* [INSTRUCTION]: Using the material below, copy every line where "color" appears.

* [TASK DATA]:
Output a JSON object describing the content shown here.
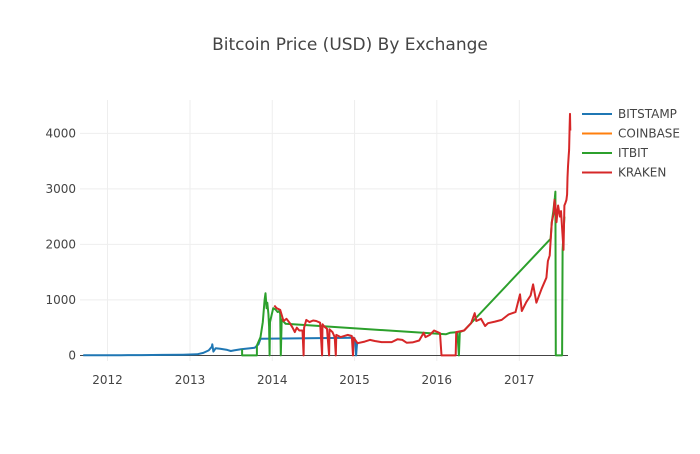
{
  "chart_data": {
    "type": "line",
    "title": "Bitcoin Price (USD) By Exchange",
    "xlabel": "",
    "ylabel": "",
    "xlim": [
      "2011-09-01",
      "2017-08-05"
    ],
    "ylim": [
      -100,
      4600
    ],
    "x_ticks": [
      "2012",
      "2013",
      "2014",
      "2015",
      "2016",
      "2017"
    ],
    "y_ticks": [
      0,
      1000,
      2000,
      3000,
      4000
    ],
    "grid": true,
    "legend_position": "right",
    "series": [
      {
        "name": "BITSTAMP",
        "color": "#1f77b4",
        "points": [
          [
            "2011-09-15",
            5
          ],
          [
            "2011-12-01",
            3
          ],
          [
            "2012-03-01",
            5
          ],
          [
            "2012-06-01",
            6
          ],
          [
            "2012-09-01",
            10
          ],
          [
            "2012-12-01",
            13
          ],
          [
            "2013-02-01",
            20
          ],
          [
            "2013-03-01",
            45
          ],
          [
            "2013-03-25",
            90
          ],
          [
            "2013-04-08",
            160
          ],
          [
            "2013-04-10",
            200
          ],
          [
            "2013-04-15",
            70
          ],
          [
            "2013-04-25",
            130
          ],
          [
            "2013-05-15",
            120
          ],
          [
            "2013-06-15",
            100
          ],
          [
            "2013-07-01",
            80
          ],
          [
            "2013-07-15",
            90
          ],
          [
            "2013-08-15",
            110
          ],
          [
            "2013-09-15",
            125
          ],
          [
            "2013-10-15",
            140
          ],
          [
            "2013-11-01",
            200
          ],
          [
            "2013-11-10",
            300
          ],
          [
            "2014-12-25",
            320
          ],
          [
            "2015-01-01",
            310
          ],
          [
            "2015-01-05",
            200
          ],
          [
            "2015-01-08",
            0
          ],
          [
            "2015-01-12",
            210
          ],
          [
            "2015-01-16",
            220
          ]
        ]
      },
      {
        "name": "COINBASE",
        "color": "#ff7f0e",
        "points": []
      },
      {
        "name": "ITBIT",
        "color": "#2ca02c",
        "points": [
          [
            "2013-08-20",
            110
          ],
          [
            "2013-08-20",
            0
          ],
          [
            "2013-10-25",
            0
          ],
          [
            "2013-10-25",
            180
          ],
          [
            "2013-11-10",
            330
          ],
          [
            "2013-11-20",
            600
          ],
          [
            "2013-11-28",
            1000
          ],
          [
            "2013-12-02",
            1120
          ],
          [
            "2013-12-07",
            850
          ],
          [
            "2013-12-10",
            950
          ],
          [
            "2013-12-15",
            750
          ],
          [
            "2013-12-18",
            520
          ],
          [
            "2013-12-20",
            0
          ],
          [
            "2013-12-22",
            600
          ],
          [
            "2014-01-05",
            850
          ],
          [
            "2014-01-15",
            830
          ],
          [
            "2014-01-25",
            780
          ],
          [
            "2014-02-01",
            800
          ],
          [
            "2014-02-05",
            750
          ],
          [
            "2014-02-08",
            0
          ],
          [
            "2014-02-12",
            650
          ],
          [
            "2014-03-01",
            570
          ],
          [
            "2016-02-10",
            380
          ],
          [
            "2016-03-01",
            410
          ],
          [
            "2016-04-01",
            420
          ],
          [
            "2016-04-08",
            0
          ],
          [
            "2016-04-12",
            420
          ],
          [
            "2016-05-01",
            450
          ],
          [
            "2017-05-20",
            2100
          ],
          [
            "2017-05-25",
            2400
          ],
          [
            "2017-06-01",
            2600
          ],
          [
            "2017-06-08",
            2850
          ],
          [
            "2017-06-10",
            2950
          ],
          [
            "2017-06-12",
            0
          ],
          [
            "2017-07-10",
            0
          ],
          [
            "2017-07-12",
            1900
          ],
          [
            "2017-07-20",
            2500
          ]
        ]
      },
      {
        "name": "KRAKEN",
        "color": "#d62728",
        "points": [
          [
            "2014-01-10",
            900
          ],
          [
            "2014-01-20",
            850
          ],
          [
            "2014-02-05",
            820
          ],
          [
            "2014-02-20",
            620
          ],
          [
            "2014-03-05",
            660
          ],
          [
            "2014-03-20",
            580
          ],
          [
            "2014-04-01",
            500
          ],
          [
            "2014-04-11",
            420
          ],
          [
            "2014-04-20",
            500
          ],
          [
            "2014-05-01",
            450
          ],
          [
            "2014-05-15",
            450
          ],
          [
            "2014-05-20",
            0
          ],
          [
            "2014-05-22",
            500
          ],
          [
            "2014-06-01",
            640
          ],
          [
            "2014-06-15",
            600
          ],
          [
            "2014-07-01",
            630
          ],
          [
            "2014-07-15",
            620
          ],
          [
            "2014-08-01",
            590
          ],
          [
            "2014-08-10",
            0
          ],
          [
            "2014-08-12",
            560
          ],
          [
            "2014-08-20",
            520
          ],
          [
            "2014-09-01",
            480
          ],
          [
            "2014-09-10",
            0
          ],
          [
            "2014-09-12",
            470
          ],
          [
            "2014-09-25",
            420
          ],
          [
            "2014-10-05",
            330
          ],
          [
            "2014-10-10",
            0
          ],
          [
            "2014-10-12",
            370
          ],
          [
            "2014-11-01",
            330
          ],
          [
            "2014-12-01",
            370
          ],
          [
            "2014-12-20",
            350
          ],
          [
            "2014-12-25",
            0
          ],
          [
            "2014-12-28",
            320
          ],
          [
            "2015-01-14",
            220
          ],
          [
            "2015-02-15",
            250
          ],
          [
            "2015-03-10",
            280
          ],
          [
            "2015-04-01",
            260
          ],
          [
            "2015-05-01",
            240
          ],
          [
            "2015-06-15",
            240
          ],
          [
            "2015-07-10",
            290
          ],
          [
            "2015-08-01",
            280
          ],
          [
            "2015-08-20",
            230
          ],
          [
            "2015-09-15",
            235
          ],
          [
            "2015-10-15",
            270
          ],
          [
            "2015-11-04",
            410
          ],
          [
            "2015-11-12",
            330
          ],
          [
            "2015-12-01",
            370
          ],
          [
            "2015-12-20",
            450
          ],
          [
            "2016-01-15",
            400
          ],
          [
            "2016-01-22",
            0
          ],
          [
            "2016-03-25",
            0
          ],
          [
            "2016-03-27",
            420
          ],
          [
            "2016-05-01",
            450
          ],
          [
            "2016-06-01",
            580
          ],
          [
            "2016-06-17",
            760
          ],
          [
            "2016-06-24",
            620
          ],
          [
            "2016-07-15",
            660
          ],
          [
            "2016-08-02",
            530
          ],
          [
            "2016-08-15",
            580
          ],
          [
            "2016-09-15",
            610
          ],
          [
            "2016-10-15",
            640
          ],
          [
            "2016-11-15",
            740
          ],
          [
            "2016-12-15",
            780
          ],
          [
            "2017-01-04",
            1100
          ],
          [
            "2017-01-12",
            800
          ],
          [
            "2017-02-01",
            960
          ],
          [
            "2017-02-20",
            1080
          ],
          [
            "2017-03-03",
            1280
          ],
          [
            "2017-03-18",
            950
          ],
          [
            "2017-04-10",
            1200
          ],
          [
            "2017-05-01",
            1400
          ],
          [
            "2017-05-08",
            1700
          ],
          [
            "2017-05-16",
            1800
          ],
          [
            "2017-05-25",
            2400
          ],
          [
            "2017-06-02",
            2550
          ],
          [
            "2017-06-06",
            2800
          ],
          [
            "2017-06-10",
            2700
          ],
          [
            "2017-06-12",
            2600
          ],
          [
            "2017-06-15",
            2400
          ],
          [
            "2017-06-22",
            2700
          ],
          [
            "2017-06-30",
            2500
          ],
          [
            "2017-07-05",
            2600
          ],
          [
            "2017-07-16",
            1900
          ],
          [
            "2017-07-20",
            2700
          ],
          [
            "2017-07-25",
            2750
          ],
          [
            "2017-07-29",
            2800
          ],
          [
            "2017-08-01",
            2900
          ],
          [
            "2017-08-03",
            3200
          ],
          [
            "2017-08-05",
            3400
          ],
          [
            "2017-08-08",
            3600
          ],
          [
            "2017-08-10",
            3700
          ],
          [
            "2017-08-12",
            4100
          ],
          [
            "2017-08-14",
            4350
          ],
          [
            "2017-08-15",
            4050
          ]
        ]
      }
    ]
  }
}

* [RESPONSE TO THE EXERCISE]:
        "color": "#1f77b4",
        "color": "#ff7f0e",
        "color": "#2ca02c",
        "color": "#d62728",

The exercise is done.